Excerpted passage:
- - -

Bug 5722 - hit-frequencies needs new ranking algorithm which likes fresh spam
Summary: hit-frequencies needs new ranking algorithm which likes fresh spam
Status: NEW
Alias: None
Product: Spamassassin
Classification: Unclassified
Component: Masses (show other bugs)
Version: SVN Trunk (Latest Devel Version)
Hardware: Other other
: P5 minor
Target Milestone: Undefined
Assignee: SpamAssassin Developer Mailing List
Depends on:
Reported: 2007-11-16 03:37 UTC by Justin Mason
Modified: 2007-11-16 03:37 UTC (History)
0 users

Attachment Type Modified Status Actions Submitter/CLA Status

Note You need to log in before you can comment on or make changes to this bug.

- - -

(Stored data)

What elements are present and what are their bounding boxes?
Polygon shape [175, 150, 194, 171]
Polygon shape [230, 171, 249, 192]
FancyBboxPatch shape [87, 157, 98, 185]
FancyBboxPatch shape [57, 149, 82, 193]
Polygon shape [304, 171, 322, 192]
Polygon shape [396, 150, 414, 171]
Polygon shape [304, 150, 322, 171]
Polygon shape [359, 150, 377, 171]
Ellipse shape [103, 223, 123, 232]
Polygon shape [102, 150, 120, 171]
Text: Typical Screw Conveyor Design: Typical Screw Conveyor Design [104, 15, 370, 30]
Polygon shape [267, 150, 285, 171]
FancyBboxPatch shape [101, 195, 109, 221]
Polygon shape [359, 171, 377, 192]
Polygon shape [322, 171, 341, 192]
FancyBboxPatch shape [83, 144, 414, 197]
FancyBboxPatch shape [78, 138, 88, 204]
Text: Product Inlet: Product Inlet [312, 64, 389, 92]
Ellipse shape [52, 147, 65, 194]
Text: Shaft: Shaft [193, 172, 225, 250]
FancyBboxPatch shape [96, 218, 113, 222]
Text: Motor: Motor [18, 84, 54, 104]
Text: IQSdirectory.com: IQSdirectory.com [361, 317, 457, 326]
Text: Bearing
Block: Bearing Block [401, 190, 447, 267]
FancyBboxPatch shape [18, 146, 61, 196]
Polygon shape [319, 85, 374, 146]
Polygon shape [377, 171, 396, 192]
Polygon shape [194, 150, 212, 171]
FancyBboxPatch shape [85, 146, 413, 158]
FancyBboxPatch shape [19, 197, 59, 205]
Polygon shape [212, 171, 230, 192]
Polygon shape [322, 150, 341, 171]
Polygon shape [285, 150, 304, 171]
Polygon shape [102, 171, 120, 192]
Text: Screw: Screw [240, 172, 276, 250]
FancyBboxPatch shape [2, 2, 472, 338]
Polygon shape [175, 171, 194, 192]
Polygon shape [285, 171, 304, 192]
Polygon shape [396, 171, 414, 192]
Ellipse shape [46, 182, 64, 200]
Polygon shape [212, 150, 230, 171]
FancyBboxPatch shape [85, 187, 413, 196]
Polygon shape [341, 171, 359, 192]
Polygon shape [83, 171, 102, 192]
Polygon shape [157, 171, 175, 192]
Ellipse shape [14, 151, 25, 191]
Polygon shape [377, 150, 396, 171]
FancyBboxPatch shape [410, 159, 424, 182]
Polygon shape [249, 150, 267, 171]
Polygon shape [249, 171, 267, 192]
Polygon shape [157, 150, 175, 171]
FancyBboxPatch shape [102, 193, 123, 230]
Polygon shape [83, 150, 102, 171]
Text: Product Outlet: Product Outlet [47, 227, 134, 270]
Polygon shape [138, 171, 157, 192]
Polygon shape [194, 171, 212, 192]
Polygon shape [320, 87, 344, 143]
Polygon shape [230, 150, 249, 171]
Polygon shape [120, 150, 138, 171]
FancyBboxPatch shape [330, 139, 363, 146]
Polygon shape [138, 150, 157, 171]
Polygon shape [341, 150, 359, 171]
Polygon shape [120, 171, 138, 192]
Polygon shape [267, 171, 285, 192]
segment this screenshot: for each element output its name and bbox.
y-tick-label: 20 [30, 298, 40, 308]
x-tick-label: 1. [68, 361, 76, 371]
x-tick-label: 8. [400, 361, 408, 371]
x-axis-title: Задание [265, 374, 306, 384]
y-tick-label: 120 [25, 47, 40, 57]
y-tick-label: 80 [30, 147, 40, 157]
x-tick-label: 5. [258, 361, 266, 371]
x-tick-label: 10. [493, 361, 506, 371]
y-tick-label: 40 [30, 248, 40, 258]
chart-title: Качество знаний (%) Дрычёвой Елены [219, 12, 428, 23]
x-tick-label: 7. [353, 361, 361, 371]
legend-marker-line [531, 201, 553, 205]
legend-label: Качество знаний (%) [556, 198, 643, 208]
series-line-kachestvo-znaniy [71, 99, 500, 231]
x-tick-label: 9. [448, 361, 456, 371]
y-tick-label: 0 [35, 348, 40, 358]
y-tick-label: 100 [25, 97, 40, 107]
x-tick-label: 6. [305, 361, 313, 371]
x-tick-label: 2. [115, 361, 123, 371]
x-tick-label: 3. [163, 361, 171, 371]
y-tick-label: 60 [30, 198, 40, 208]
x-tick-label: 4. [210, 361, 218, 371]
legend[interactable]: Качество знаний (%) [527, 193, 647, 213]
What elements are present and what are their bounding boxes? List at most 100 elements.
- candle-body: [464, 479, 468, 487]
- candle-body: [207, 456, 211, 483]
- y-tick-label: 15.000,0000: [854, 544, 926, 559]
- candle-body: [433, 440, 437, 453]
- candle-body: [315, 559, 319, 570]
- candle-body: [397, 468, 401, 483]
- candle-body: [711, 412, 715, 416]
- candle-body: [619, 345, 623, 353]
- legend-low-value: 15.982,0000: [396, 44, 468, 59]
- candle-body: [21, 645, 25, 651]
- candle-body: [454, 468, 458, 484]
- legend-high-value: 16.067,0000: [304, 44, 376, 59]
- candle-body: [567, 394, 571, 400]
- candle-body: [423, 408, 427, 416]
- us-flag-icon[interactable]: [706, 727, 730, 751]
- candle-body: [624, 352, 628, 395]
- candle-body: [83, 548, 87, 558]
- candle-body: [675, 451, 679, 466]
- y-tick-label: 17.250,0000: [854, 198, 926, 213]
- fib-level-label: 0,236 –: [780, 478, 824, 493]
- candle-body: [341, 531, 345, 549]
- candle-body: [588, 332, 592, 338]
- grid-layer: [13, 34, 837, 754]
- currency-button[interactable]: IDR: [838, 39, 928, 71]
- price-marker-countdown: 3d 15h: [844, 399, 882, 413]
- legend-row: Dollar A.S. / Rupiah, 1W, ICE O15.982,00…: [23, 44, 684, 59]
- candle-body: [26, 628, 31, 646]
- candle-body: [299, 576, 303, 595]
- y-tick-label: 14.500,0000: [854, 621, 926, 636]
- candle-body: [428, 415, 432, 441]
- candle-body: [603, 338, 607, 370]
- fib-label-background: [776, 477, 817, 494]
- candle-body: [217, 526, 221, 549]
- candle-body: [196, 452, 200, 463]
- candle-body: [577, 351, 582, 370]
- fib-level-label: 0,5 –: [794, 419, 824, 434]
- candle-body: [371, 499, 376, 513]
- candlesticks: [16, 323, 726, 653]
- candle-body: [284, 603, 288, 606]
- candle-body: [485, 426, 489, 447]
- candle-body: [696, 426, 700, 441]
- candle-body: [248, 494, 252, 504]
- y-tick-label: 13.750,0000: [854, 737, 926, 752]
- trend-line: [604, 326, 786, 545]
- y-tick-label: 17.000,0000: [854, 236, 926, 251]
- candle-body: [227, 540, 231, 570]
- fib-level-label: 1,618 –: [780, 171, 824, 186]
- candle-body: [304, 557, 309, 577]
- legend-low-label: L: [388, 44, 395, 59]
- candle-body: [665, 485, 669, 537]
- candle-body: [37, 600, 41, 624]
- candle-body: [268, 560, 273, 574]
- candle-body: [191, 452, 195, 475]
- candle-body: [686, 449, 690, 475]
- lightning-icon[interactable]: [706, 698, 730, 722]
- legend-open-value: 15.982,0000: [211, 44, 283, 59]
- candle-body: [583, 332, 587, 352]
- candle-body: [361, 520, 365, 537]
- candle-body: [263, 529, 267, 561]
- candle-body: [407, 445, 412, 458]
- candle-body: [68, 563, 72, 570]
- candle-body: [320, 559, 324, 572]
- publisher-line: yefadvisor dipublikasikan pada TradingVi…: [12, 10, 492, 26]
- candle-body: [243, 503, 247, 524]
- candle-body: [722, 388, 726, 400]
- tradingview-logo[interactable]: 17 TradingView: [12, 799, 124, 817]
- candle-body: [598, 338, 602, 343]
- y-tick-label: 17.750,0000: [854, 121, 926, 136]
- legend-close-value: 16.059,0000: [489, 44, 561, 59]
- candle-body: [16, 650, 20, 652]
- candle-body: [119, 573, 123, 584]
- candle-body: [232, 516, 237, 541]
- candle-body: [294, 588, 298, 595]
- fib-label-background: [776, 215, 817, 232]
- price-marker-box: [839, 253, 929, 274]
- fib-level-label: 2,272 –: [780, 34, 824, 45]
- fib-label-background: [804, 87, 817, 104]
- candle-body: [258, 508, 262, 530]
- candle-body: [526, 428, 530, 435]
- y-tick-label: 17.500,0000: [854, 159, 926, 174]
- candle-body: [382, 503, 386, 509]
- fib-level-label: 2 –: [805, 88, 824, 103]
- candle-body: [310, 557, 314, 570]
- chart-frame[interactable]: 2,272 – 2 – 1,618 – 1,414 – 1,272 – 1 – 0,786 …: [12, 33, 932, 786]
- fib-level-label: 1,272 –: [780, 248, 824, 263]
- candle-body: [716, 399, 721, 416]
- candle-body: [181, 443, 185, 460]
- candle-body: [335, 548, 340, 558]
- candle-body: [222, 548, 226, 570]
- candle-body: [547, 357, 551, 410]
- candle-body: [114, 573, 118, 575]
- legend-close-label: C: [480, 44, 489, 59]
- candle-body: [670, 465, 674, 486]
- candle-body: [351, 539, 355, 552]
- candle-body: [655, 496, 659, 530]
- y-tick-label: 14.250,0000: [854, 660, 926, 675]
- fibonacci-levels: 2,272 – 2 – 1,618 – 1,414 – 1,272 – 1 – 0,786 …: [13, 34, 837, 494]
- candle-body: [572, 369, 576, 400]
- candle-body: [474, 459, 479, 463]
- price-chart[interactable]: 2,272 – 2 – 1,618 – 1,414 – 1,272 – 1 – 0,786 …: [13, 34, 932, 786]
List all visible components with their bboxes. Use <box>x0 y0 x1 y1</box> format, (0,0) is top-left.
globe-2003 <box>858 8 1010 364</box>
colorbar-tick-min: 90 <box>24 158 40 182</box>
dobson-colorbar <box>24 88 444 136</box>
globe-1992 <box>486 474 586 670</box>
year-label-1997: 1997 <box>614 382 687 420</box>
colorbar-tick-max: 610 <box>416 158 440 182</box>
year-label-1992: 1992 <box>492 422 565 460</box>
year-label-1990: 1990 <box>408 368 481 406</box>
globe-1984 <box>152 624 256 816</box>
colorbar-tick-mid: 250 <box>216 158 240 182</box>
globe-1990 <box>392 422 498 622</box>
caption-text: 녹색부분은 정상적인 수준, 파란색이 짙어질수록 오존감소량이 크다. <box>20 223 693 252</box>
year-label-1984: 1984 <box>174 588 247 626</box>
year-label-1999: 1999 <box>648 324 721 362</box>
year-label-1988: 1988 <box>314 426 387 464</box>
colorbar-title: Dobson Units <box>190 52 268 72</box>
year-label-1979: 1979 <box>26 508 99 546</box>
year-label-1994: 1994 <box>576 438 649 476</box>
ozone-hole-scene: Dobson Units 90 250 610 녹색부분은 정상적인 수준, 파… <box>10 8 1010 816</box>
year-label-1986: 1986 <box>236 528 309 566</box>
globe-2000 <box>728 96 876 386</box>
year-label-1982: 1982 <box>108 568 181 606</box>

- - -

Problem 1:
In the bug report, who is named as the reporter?
Problem 2:
In the bug report, restate the part that opens with the words containing "Version: SVN Trunk" and closes with "03:37 UTC (History)", substituting "Unspecified" for "Undefined".
Problem 3:
Summarize the bug report in two sentences.

Response box 1:
Justin Mason.

Response box 2:
Version: SVN Trunk (Latest Devel Version)
Hardware: Other other
: P5 minor
Target Milestone: Unspecified
Assignee: SpamAssassin Developer Mailing List
Depends on:
Reported: 2007-11-16 03:37 UTC by Justin Mason
Modified: 2007-11-16 03:37 UTC (History)

Response box 3:
Bug 5722 for the Spamassassin product states that hit-frequencies needs a new ranking algorithm which likes fresh spam. Reported by Justin Mason on 2007-11-16 under the Masses component, it has the status NEW, is marked P5 minor, and is assigned to the SpamAssassin Developer Mailing List.